Stated problem »
Word for word, transcribe the lines below and drop the pictures.

[Start of Provided records]

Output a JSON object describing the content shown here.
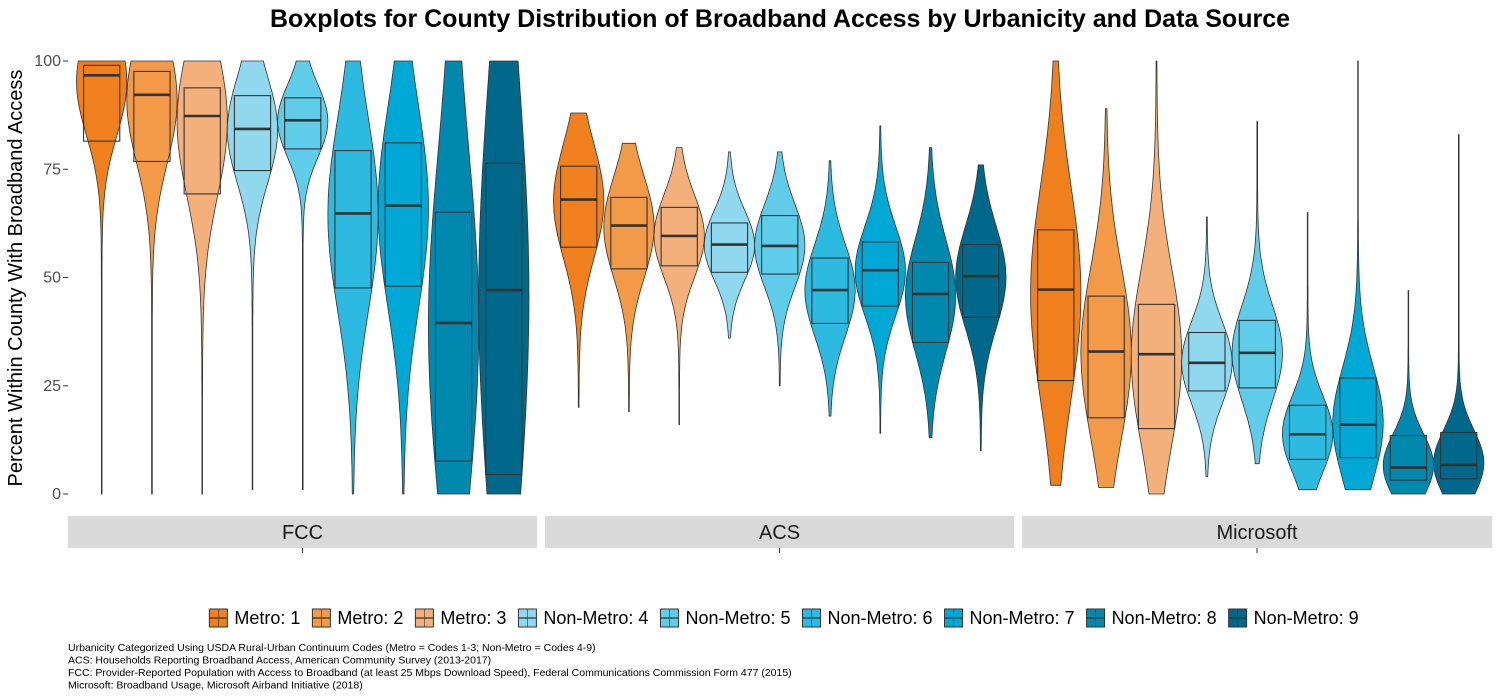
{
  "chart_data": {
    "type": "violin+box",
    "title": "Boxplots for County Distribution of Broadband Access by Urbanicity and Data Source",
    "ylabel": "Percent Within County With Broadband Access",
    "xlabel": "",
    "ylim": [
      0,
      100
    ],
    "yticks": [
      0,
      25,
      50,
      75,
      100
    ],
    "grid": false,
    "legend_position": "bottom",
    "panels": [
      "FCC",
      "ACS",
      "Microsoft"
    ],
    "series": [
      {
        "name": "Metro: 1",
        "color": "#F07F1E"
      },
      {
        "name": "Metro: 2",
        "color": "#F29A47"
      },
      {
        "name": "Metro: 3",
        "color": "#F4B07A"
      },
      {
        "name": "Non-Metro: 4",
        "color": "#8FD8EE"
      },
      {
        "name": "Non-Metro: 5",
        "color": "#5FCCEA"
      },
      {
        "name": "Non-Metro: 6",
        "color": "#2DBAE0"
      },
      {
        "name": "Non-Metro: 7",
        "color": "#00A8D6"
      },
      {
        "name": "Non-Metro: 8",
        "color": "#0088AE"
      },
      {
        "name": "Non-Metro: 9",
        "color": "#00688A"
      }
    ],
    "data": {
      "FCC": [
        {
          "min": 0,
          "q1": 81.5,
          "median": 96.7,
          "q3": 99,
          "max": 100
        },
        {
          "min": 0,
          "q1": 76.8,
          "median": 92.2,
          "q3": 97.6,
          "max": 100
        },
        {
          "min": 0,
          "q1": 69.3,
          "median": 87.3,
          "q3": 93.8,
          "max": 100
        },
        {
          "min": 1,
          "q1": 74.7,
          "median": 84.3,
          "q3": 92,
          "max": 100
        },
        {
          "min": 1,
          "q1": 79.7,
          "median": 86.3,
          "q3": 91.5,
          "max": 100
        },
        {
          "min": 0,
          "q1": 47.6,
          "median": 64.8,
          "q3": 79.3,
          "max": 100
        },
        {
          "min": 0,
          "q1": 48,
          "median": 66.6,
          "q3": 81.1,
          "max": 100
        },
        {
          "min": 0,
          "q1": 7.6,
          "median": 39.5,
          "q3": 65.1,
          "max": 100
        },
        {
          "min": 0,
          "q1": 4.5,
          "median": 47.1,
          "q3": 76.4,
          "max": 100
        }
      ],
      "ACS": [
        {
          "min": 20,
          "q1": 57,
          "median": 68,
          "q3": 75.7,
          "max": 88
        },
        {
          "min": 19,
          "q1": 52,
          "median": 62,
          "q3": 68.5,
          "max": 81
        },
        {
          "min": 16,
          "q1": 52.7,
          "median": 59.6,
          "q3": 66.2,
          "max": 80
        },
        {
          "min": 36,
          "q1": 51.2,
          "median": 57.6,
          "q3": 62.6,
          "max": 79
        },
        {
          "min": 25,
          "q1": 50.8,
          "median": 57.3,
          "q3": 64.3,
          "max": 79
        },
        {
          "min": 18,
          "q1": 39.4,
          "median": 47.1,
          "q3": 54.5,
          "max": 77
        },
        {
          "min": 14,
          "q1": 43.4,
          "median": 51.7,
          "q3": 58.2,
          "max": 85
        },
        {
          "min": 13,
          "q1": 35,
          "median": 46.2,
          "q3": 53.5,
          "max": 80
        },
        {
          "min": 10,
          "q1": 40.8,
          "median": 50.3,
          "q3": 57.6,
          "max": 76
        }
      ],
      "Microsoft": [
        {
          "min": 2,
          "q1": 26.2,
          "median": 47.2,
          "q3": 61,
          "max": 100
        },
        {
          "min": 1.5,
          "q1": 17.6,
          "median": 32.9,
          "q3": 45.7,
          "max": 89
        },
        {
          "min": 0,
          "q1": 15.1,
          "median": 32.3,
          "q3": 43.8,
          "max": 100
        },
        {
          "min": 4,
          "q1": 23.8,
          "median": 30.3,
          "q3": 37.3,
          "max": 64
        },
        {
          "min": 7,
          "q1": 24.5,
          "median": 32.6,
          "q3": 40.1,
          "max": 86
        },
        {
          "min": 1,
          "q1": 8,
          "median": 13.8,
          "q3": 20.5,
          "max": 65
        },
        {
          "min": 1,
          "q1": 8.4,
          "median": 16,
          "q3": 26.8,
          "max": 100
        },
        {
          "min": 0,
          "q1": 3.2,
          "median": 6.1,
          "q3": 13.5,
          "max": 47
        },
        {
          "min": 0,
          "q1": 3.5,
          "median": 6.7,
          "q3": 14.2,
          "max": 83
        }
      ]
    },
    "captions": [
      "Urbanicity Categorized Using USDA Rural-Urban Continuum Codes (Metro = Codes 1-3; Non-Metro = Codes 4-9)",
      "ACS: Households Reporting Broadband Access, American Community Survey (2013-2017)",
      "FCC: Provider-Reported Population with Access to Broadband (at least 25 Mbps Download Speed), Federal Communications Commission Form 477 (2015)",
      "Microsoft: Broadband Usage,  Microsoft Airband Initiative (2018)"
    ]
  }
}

[End of Provided records]

Answer for this exercise »
Output a JSON object describing the content shown here.
{
  "chart_data": {
    "type": "violin+box",
    "title": "Boxplots for County Distribution of Broadband Access by Urbanicity and Data Source",
    "ylabel": "Percent Within County With Broadband Access",
    "xlabel": "",
    "ylim": [
      0,
      100
    ],
    "yticks": [
      0,
      25,
      50,
      75,
      100
    ],
    "grid": false,
    "legend_position": "bottom",
    "panels": [
      "FCC",
      "ACS",
      "Microsoft"
    ],
    "series": [
      {
        "name": "Metro: 1",
        "color": "#F07F1E"
      },
      {
        "name": "Metro: 2",
        "color": "#F29A47"
      },
      {
        "name": "Metro: 3",
        "color": "#F4B07A"
      },
      {
        "name": "Non-Metro: 4",
        "color": "#8FD8EE"
      },
      {
        "name": "Non-Metro: 5",
        "color": "#5FCCEA"
      },
      {
        "name": "Non-Metro: 6",
        "color": "#2DBAE0"
      },
      {
        "name": "Non-Metro: 7",
        "color": "#00A8D6"
      },
      {
        "name": "Non-Metro: 8",
        "color": "#0088AE"
      },
      {
        "name": "Non-Metro: 9",
        "color": "#00688A"
      }
    ],
    "data": {
      "FCC": [
        {
          "min": 0,
          "q1": 81.5,
          "median": 96.7,
          "q3": 99,
          "max": 100
        },
        {
          "min": 0,
          "q1": 76.8,
          "median": 92.2,
          "q3": 97.6,
          "max": 100
        },
        {
          "min": 0,
          "q1": 69.3,
          "median": 87.3,
          "q3": 93.8,
          "max": 100
        },
        {
          "min": 1,
          "q1": 74.7,
          "median": 84.3,
          "q3": 92,
          "max": 100
        },
        {
          "min": 1,
          "q1": 79.7,
          "median": 86.3,
          "q3": 91.5,
          "max": 100
        },
        {
          "min": 0,
          "q1": 47.6,
          "median": 64.8,
          "q3": 79.3,
          "max": 100
        },
        {
          "min": 0,
          "q1": 48,
          "median": 66.6,
          "q3": 81.1,
          "max": 100
        },
        {
          "min": 0,
          "q1": 7.6,
          "median": 39.5,
          "q3": 65.1,
          "max": 100
        },
        {
          "min": 0,
          "q1": 4.5,
          "median": 47.1,
          "q3": 76.4,
          "max": 100
        }
      ],
      "ACS": [
        {
          "min": 20,
          "q1": 57,
          "median": 68,
          "q3": 75.7,
          "max": 88
        },
        {
          "min": 19,
          "q1": 52,
          "median": 62,
          "q3": 68.5,
          "max": 81
        },
        {
          "min": 16,
          "q1": 52.7,
          "median": 59.6,
          "q3": 66.2,
          "max": 80
        },
        {
          "min": 36,
          "q1": 51.2,
          "median": 57.6,
          "q3": 62.6,
          "max": 79
        },
        {
          "min": 25,
          "q1": 50.8,
          "median": 57.3,
          "q3": 64.3,
          "max": 79
        },
        {
          "min": 18,
          "q1": 39.4,
          "median": 47.1,
          "q3": 54.5,
          "max": 77
        },
        {
          "min": 14,
          "q1": 43.4,
          "median": 51.7,
          "q3": 58.2,
          "max": 85
        },
        {
          "min": 13,
          "q1": 35,
          "median": 46.2,
          "q3": 53.5,
          "max": 80
        },
        {
          "min": 10,
          "q1": 40.8,
          "median": 50.3,
          "q3": 57.6,
          "max": 76
        }
      ],
      "Microsoft": [
        {
          "min": 2,
          "q1": 26.2,
          "median": 47.2,
          "q3": 61,
          "max": 100
        },
        {
          "min": 1.5,
          "q1": 17.6,
          "median": 32.9,
          "q3": 45.7,
          "max": 89
        },
        {
          "min": 0,
          "q1": 15.1,
          "median": 32.3,
          "q3": 43.8,
          "max": 100
        },
        {
          "min": 4,
          "q1": 23.8,
          "median": 30.3,
          "q3": 37.3,
          "max": 64
        },
        {
          "min": 7,
          "q1": 24.5,
          "median": 32.6,
          "q3": 40.1,
          "max": 86
        },
        {
          "min": 1,
          "q1": 8,
          "median": 13.8,
          "q3": 20.5,
          "max": 65
        },
        {
          "min": 1,
          "q1": 8.4,
          "median": 16,
          "q3": 26.8,
          "max": 100
        },
        {
          "min": 0,
          "q1": 3.2,
          "median": 6.1,
          "q3": 13.5,
          "max": 47
        },
        {
          "min": 0,
          "q1": 3.5,
          "median": 6.7,
          "q3": 14.2,
          "max": 83
        }
      ]
    },
    "captions": [
      "Urbanicity Categorized Using USDA Rural-Urban Continuum Codes (Metro = Codes 1-3; Non-Metro = Codes 4-9)",
      "ACS: Households Reporting Broadband Access, American Community Survey (2013-2017)",
      "FCC: Provider-Reported Population with Access to Broadband (at least 25 Mbps Download Speed), Federal Communications Commission Form 477 (2015)",
      "Microsoft: Broadband Usage,  Microsoft Airband Initiative (2018)"
    ]
  }
}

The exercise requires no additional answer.